# Exercise prompt
Gather up all lines that carry the word "поручения".
--- start of Recorded information ---
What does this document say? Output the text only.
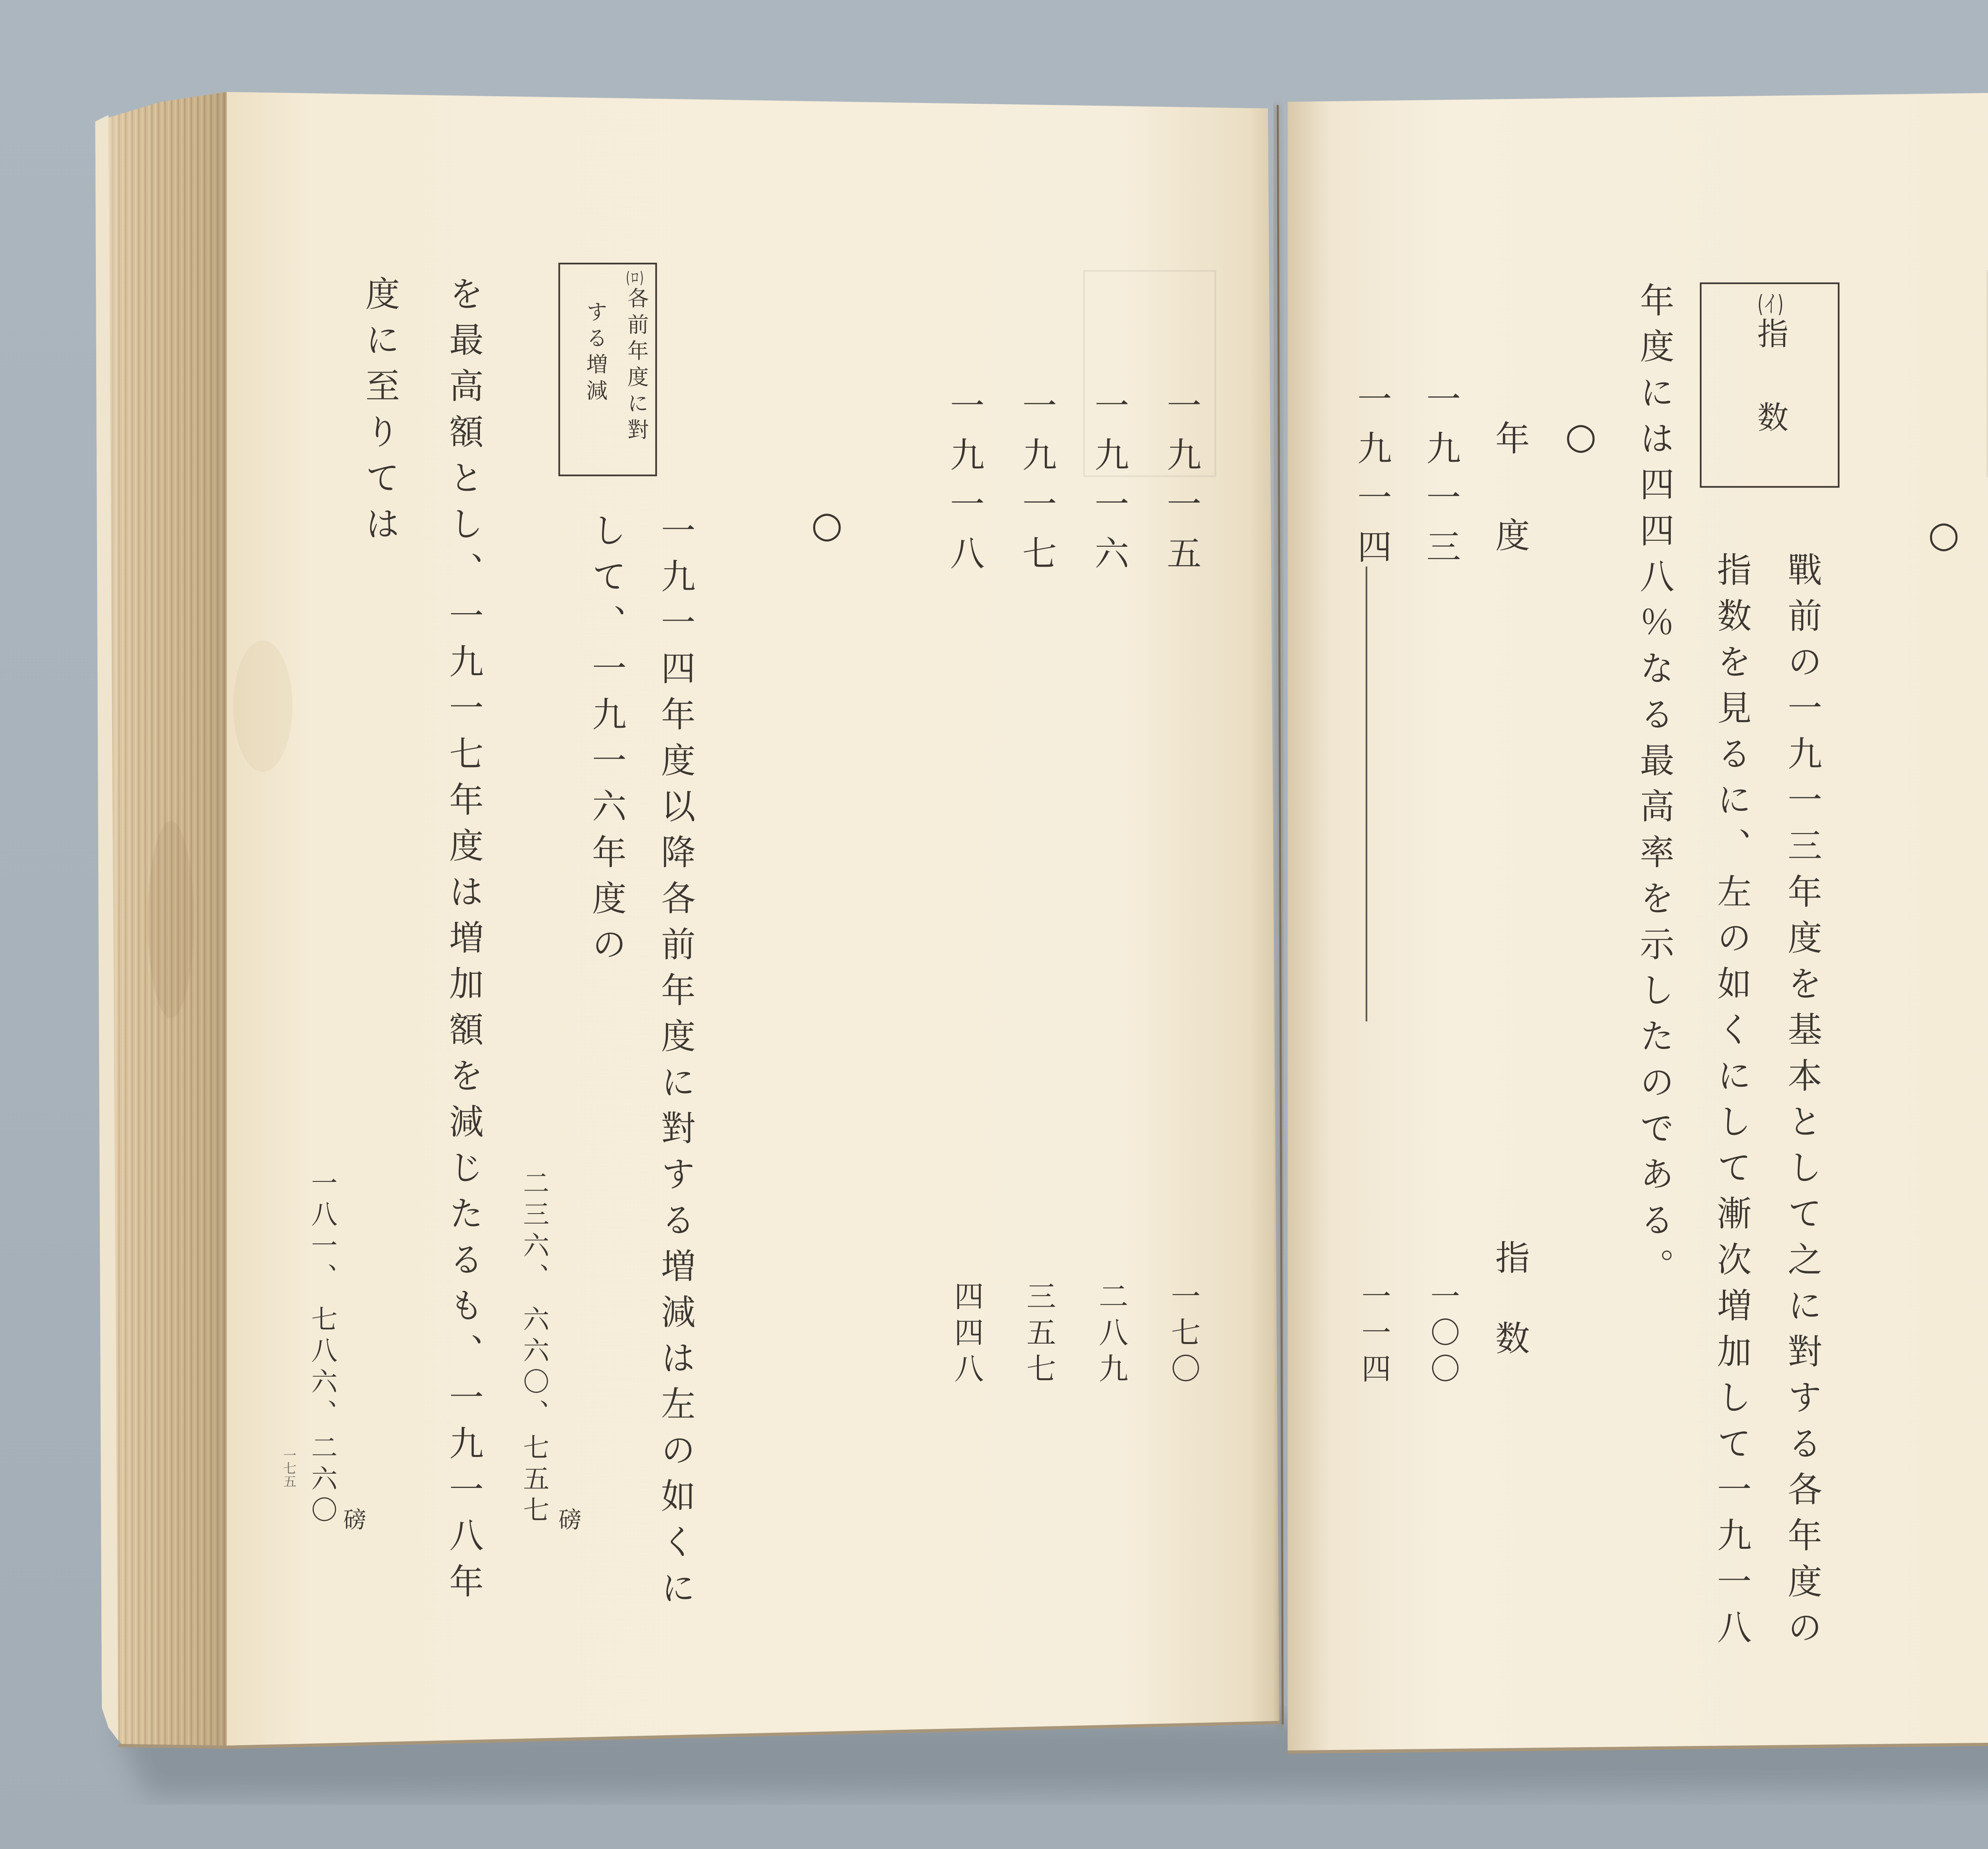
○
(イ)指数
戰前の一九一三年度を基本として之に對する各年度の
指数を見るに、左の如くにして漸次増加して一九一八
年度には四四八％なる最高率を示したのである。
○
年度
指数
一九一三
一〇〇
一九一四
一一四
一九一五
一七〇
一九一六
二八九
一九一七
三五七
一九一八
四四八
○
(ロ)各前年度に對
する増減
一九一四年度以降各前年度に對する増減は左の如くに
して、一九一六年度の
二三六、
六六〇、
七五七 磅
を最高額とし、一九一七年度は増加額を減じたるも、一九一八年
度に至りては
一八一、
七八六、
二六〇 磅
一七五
--- end of Recorded information ---
--- start of Recorded information ---
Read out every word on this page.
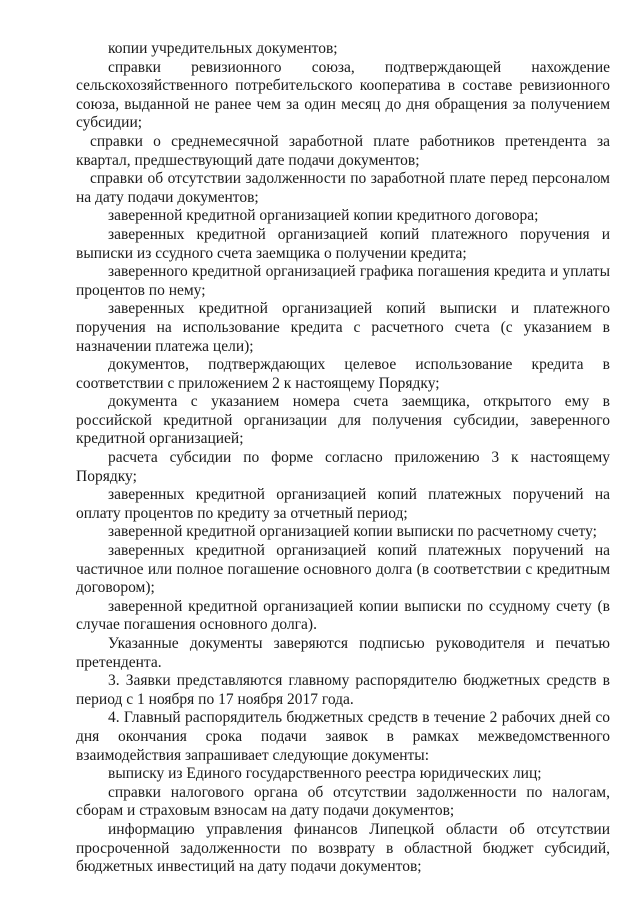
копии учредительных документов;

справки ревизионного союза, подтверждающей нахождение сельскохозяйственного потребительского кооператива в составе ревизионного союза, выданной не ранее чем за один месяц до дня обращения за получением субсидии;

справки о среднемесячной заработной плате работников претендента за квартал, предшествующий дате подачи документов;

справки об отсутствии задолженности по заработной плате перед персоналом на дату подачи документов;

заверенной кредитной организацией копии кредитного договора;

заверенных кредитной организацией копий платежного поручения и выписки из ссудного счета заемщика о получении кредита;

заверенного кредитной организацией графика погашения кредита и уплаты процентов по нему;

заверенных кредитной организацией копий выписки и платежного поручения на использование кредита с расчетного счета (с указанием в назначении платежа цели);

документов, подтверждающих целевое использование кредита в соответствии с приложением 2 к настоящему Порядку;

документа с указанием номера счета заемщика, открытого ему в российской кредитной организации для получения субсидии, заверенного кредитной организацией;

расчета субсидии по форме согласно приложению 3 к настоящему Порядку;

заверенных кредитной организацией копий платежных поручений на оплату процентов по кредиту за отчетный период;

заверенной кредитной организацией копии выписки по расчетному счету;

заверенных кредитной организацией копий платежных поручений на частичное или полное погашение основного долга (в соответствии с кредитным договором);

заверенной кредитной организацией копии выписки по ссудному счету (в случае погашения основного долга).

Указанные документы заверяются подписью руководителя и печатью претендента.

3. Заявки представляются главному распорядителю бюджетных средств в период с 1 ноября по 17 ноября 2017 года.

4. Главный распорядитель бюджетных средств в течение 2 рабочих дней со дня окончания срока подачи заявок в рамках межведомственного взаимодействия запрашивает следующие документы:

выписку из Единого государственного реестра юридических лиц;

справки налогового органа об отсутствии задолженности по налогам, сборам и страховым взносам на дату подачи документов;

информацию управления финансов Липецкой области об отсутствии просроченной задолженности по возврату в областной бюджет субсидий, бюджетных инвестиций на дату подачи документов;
--- end of Recorded information ---
# In response
заверенных кредитной организацией копий платежного поручения и выписки из ссудного счета заемщика о получении кредита;
заверенных кредитной организацией копий выписки и платежного поручения на использование кредита с расчетного счета (с указанием в назначении платежа цели);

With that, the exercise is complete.